* _What needs to be done_:
Print all entries precisely as they are written.

* _Dataset_:
○ ○ ○ ○ ○
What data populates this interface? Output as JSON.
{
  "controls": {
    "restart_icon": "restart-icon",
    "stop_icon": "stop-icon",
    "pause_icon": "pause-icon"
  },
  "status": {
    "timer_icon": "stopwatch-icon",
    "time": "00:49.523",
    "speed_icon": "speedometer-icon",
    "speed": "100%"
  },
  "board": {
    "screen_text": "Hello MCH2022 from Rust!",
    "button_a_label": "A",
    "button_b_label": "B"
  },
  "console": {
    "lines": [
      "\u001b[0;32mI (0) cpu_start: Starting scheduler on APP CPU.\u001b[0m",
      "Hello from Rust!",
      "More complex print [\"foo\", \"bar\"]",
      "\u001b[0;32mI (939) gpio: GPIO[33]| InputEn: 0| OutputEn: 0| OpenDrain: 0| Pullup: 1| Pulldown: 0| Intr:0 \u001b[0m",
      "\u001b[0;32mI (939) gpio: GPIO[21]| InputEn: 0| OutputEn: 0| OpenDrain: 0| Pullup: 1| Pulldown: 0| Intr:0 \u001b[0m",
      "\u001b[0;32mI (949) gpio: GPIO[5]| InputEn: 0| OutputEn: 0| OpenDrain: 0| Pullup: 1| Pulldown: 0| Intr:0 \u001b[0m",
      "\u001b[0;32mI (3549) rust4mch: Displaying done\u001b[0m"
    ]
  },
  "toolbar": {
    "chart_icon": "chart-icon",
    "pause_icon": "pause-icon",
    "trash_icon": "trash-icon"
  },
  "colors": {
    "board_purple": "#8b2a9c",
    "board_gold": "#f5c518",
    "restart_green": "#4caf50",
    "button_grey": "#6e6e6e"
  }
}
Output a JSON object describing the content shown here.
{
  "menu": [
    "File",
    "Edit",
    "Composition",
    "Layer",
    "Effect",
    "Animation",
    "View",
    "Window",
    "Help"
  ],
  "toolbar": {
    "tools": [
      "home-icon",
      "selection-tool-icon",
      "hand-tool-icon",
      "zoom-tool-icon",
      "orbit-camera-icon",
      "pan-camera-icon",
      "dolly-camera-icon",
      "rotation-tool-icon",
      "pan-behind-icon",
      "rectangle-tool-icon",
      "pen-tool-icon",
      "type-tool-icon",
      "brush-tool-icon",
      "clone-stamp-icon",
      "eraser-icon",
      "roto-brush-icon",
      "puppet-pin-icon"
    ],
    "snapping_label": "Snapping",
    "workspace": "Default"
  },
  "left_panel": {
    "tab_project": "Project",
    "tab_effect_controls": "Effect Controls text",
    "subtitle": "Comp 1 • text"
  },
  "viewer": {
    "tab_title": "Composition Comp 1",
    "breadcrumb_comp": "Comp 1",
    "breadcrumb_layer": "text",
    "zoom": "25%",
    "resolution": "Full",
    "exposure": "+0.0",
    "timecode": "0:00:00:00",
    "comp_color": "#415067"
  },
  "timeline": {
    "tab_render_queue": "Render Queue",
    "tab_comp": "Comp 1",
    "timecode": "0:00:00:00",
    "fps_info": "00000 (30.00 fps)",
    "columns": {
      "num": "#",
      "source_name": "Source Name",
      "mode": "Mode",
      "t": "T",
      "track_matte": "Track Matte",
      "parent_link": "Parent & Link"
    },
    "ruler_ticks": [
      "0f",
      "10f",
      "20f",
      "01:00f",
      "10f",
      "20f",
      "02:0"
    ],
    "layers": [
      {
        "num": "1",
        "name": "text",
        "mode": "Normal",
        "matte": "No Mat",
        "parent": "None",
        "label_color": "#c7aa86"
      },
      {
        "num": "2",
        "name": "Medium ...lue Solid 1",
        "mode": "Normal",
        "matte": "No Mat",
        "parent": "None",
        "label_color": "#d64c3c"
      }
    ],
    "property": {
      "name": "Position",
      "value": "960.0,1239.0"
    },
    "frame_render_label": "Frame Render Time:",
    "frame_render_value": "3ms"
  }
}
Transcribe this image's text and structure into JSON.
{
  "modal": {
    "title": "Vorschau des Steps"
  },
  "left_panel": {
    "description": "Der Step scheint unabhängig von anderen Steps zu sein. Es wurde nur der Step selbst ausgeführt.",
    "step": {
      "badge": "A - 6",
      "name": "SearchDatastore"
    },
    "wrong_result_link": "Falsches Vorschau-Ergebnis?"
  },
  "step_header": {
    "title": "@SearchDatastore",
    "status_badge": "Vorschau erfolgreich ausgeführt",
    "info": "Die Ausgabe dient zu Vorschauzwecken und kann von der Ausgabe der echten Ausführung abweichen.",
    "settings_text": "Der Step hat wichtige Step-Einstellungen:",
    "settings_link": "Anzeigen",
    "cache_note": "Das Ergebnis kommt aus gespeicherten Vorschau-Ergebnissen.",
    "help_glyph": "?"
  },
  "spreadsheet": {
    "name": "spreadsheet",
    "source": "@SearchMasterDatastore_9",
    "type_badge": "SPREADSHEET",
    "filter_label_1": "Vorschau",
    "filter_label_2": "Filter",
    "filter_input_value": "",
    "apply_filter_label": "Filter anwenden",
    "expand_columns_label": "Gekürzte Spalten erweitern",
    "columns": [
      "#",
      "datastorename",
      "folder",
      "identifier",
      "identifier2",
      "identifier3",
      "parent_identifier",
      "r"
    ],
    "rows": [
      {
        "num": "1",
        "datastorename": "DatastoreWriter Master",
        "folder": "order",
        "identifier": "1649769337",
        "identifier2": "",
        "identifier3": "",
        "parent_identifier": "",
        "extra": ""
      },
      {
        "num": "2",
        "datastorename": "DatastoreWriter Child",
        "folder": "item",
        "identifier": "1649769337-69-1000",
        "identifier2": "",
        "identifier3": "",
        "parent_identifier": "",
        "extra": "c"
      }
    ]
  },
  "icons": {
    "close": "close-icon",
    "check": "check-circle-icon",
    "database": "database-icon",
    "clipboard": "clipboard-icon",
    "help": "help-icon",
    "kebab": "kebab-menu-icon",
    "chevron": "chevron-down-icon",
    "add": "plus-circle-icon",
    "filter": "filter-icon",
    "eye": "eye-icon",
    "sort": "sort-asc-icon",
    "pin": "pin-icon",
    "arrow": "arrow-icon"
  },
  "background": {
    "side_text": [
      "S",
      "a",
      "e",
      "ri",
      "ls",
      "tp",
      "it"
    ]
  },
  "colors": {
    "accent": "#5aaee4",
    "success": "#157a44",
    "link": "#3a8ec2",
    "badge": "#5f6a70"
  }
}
○ ○ ○ ○ ○
* _Solved problem_:
What data populates this interface? Output as JSON.
{
  "controls": {
    "restart_icon": "restart-icon",
    "stop_icon": "stop-icon",
    "pause_icon": "pause-icon"
  },
  "status": {
    "timer_icon": "stopwatch-icon",
    "time": "00:49.523",
    "speed_icon": "speedometer-icon",
    "speed": "100%"
  },
  "board": {
    "screen_text": "Hello MCH2022 from Rust!",
    "button_a_label": "A",
    "button_b_label": "B"
  },
  "console": {
    "lines": [
      "\u001b[0;32mI (0) cpu_start: Starting scheduler on APP CPU.\u001b[0m",
      "Hello from Rust!",
      "More complex print [\"foo\", \"bar\"]",
      "\u001b[0;32mI (939) gpio: GPIO[33]| InputEn: 0| OutputEn: 0| OpenDrain: 0| Pullup: 1| Pulldown: 0| Intr:0 \u001b[0m",
      "\u001b[0;32mI (939) gpio: GPIO[21]| InputEn: 0| OutputEn: 0| OpenDrain: 0| Pullup: 1| Pulldown: 0| Intr:0 \u001b[0m",
      "\u001b[0;32mI (949) gpio: GPIO[5]| InputEn: 0| OutputEn: 0| OpenDrain: 0| Pullup: 1| Pulldown: 0| Intr:0 \u001b[0m",
      "\u001b[0;32mI (3549) rust4mch: Displaying done\u001b[0m"
    ]
  },
  "toolbar": {
    "chart_icon": "chart-icon",
    "pause_icon": "pause-icon",
    "trash_icon": "trash-icon"
  },
  "colors": {
    "board_purple": "#8b2a9c",
    "board_gold": "#f5c518",
    "restart_green": "#4caf50",
    "button_grey": "#6e6e6e"
  }
}
Output a JSON object describing the content shown here.
{
  "menu": [
    "File",
    "Edit",
    "Composition",
    "Layer",
    "Effect",
    "Animation",
    "View",
    "Window",
    "Help"
  ],
  "toolbar": {
    "tools": [
      "home-icon",
      "selection-tool-icon",
      "hand-tool-icon",
      "zoom-tool-icon",
      "orbit-camera-icon",
      "pan-camera-icon",
      "dolly-camera-icon",
      "rotation-tool-icon",
      "pan-behind-icon",
      "rectangle-tool-icon",
      "pen-tool-icon",
      "type-tool-icon",
      "brush-tool-icon",
      "clone-stamp-icon",
      "eraser-icon",
      "roto-brush-icon",
      "puppet-pin-icon"
    ],
    "snapping_label": "Snapping",
    "workspace": "Default"
  },
  "left_panel": {
    "tab_project": "Project",
    "tab_effect_controls": "Effect Controls text",
    "subtitle": "Comp 1 • text"
  },
  "viewer": {
    "tab_title": "Composition Comp 1",
    "breadcrumb_comp": "Comp 1",
    "breadcrumb_layer": "text",
    "zoom": "25%",
    "resolution": "Full",
    "exposure": "+0.0",
    "timecode": "0:00:00:00",
    "comp_color": "#415067"
  },
  "timeline": {
    "tab_render_queue": "Render Queue",
    "tab_comp": "Comp 1",
    "timecode": "0:00:00:00",
    "fps_info": "00000 (30.00 fps)",
    "columns": {
      "num": "#",
      "source_name": "Source Name",
      "mode": "Mode",
      "t": "T",
      "track_matte": "Track Matte",
      "parent_link": "Parent & Link"
    },
    "ruler_ticks": [
      "0f",
      "10f",
      "20f",
      "01:00f",
      "10f",
      "20f",
      "02:0"
    ],
    "layers": [
      {
        "num": "1",
        "name": "text",
        "mode": "Normal",
        "matte": "No Mat",
        "parent": "None",
        "label_color": "#c7aa86"
      },
      {
        "num": "2",
        "name": "Medium ...lue Solid 1",
        "mode": "Normal",
        "matte": "No Mat",
        "parent": "None",
        "label_color": "#d64c3c"
      }
    ],
    "property": {
      "name": "Position",
      "value": "960.0,1239.0"
    },
    "frame_render_label": "Frame Render Time:",
    "frame_render_value": "3ms"
  }
}
Transcribe this image's text and structure into JSON.
{
  "modal": {
    "title": "Vorschau des Steps"
  },
  "left_panel": {
    "description": "Der Step scheint unabhängig von anderen Steps zu sein. Es wurde nur der Step selbst ausgeführt.",
    "step": {
      "badge": "A - 6",
      "name": "SearchDatastore"
    },
    "wrong_result_link": "Falsches Vorschau-Ergebnis?"
  },
  "step_header": {
    "title": "@SearchDatastore",
    "status_badge": "Vorschau erfolgreich ausgeführt",
    "info": "Die Ausgabe dient zu Vorschauzwecken und kann von der Ausgabe der echten Ausführung abweichen.",
    "settings_text": "Der Step hat wichtige Step-Einstellungen:",
    "settings_link": "Anzeigen",
    "cache_note": "Das Ergebnis kommt aus gespeicherten Vorschau-Ergebnissen.",
    "help_glyph": "?"
  },
  "spreadsheet": {
    "name": "spreadsheet",
    "source": "@SearchMasterDatastore_9",
    "type_badge": "SPREADSHEET",
    "filter_label_1": "Vorschau",
    "filter_label_2": "Filter",
    "filter_input_value": "",
    "apply_filter_label": "Filter anwenden",
    "expand_columns_label": "Gekürzte Spalten erweitern",
    "columns": [
      "#",
      "datastorename",
      "folder",
      "identifier",
      "identifier2",
      "identifier3",
      "parent_identifier",
      "r"
    ],
    "rows": [
      {
        "num": "1",
        "datastorename": "DatastoreWriter Master",
        "folder": "order",
        "identifier": "1649769337",
        "identifier2": "",
        "identifier3": "",
        "parent_identifier": "",
        "extra": ""
      },
      {
        "num": "2",
        "datastorename": "DatastoreWriter Child",
        "folder": "item",
        "identifier": "1649769337-69-1000",
        "identifier2": "",
        "identifier3": "",
        "parent_identifier": "",
        "extra": "c"
      }
    ]
  },
  "icons": {
    "close": "close-icon",
    "check": "check-circle-icon",
    "database": "database-icon",
    "clipboard": "clipboard-icon",
    "help": "help-icon",
    "kebab": "kebab-menu-icon",
    "chevron": "chevron-down-icon",
    "add": "plus-circle-icon",
    "filter": "filter-icon",
    "eye": "eye-icon",
    "sort": "sort-asc-icon",
    "pin": "pin-icon",
    "arrow": "arrow-icon"
  },
  "background": {
    "side_text": [
      "S",
      "a",
      "e",
      "ri",
      "ls",
      "tp",
      "it"
    ]
  },
  "colors": {
    "accent": "#5aaee4",
    "success": "#157a44",
    "link": "#3a8ec2",
    "badge": "#5f6a70"
  }
}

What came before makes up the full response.